§ **Task brief**: Pictures stay out of your copy, but everything else in the records below must be repeated exactly.

[Start of Raw data]

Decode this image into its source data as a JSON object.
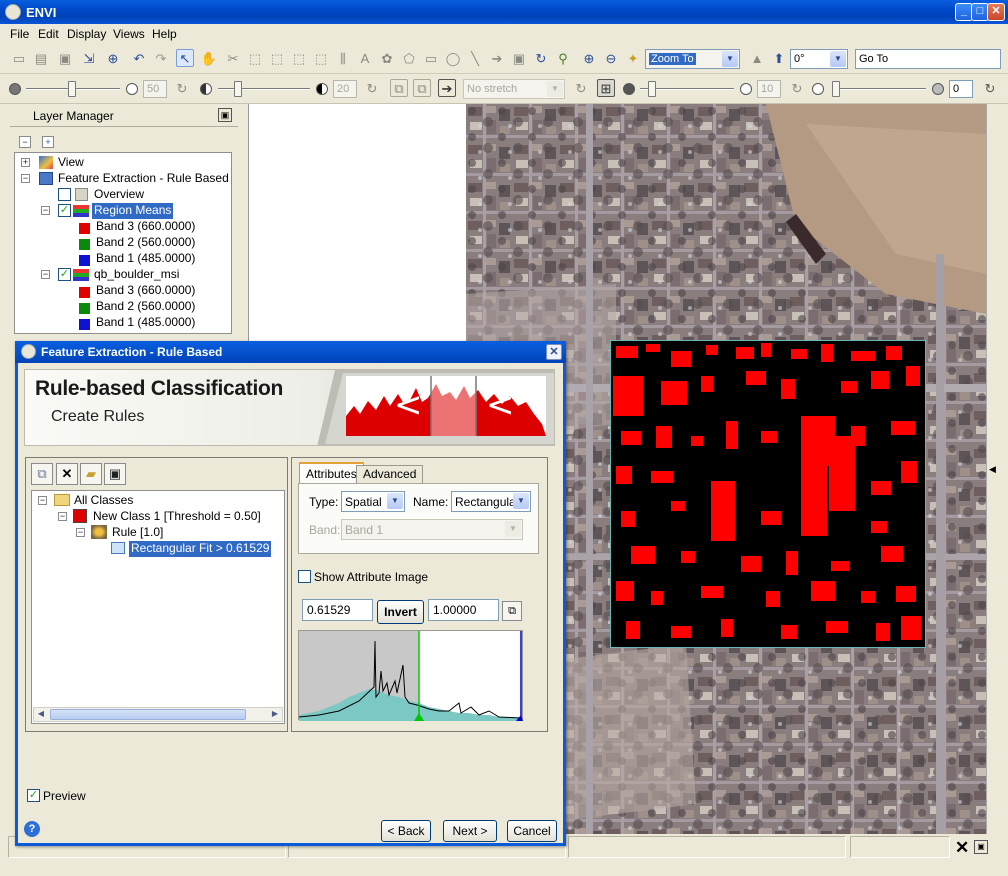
{
  "app": {
    "title": "ENVI",
    "menu": [
      "File",
      "Edit",
      "Display",
      "Views",
      "Help"
    ]
  },
  "toolbar": {
    "zoom_combo": "Zoom To",
    "rotation_combo": "0°",
    "goto_field": "Go To",
    "brightness_value": "50",
    "contrast_value": "20",
    "stretch_combo": "No stretch",
    "sharpen_value": "10",
    "transparency_value": "0"
  },
  "layer_manager": {
    "title": "Layer Manager",
    "items": [
      {
        "label": "View"
      },
      {
        "label": "Feature Extraction - Rule Based"
      },
      {
        "label": "Overview",
        "checked": false
      },
      {
        "label": "Region Means",
        "checked": true,
        "selected": true
      },
      {
        "label": "Band 3 (660.0000)",
        "color": "#e00000"
      },
      {
        "label": "Band 2 (560.0000)",
        "color": "#0a8a0a"
      },
      {
        "label": "Band 1 (485.0000)",
        "color": "#1010d0"
      },
      {
        "label": "qb_boulder_msi",
        "checked": true
      },
      {
        "label": "Band 3 (660.0000)",
        "color": "#e00000"
      },
      {
        "label": "Band 2 (560.0000)",
        "color": "#0a8a0a"
      },
      {
        "label": "Band 1 (485.0000)",
        "color": "#1010d0"
      }
    ]
  },
  "dialog": {
    "title": "Feature Extraction - Rule Based",
    "banner_title": "Rule-based Classification",
    "banner_subtitle": "Create Rules",
    "tree": {
      "root": "All Classes",
      "class": "New Class 1 [Threshold = 0.50]",
      "class_color": "#e00000",
      "rule": "Rule [1.0]",
      "attribute": "Rectangular Fit > 0.61529"
    },
    "tabs": [
      "Attributes",
      "Advanced"
    ],
    "type_label": "Type:",
    "type_value": "Spatial",
    "name_label": "Name:",
    "name_value": "Rectangula",
    "band_label": "Band:",
    "band_value": "Band 1",
    "show_attribute_label": "Show Attribute Image",
    "min_value": "0.61529",
    "invert_label": "Invert",
    "max_value": "1.00000",
    "preview_label": "Preview",
    "back_label": "< Back",
    "next_label": "Next >",
    "cancel_label": "Cancel",
    "help_label": "?"
  },
  "colors": {
    "titlebar": "#0a5ad8",
    "selection": "#316ac5",
    "mask_red": "#ff0000",
    "histogram_fill": "#7cc8c4"
  }
}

[End of Raw data]

§ **Correct response**:
Decode this image into its source data as a JSON object.
{
  "app": {
    "title": "ENVI",
    "menu": [
      "File",
      "Edit",
      "Display",
      "Views",
      "Help"
    ]
  },
  "toolbar": {
    "zoom_combo": "Zoom To",
    "rotation_combo": "0°",
    "goto_field": "Go To",
    "brightness_value": "50",
    "contrast_value": "20",
    "stretch_combo": "No stretch",
    "sharpen_value": "10",
    "transparency_value": "0"
  },
  "layer_manager": {
    "title": "Layer Manager",
    "items": [
      {
        "label": "View"
      },
      {
        "label": "Feature Extraction - Rule Based"
      },
      {
        "label": "Overview",
        "checked": false
      },
      {
        "label": "Region Means",
        "checked": true,
        "selected": true
      },
      {
        "label": "Band 3 (660.0000)",
        "color": "#e00000"
      },
      {
        "label": "Band 2 (560.0000)",
        "color": "#0a8a0a"
      },
      {
        "label": "Band 1 (485.0000)",
        "color": "#1010d0"
      },
      {
        "label": "qb_boulder_msi",
        "checked": true
      },
      {
        "label": "Band 3 (660.0000)",
        "color": "#e00000"
      },
      {
        "label": "Band 2 (560.0000)",
        "color": "#0a8a0a"
      },
      {
        "label": "Band 1 (485.0000)",
        "color": "#1010d0"
      }
    ]
  },
  "dialog": {
    "title": "Feature Extraction - Rule Based",
    "banner_title": "Rule-based Classification",
    "banner_subtitle": "Create Rules",
    "tree": {
      "root": "All Classes",
      "class": "New Class 1 [Threshold = 0.50]",
      "class_color": "#e00000",
      "rule": "Rule [1.0]",
      "attribute": "Rectangular Fit > 0.61529"
    },
    "tabs": [
      "Attributes",
      "Advanced"
    ],
    "type_label": "Type:",
    "type_value": "Spatial",
    "name_label": "Name:",
    "name_value": "Rectangula",
    "band_label": "Band:",
    "band_value": "Band 1",
    "show_attribute_label": "Show Attribute Image",
    "min_value": "0.61529",
    "invert_label": "Invert",
    "max_value": "1.00000",
    "preview_label": "Preview",
    "back_label": "< Back",
    "next_label": "Next >",
    "cancel_label": "Cancel",
    "help_label": "?"
  },
  "colors": {
    "titlebar": "#0a5ad8",
    "selection": "#316ac5",
    "mask_red": "#ff0000",
    "histogram_fill": "#7cc8c4"
  }
}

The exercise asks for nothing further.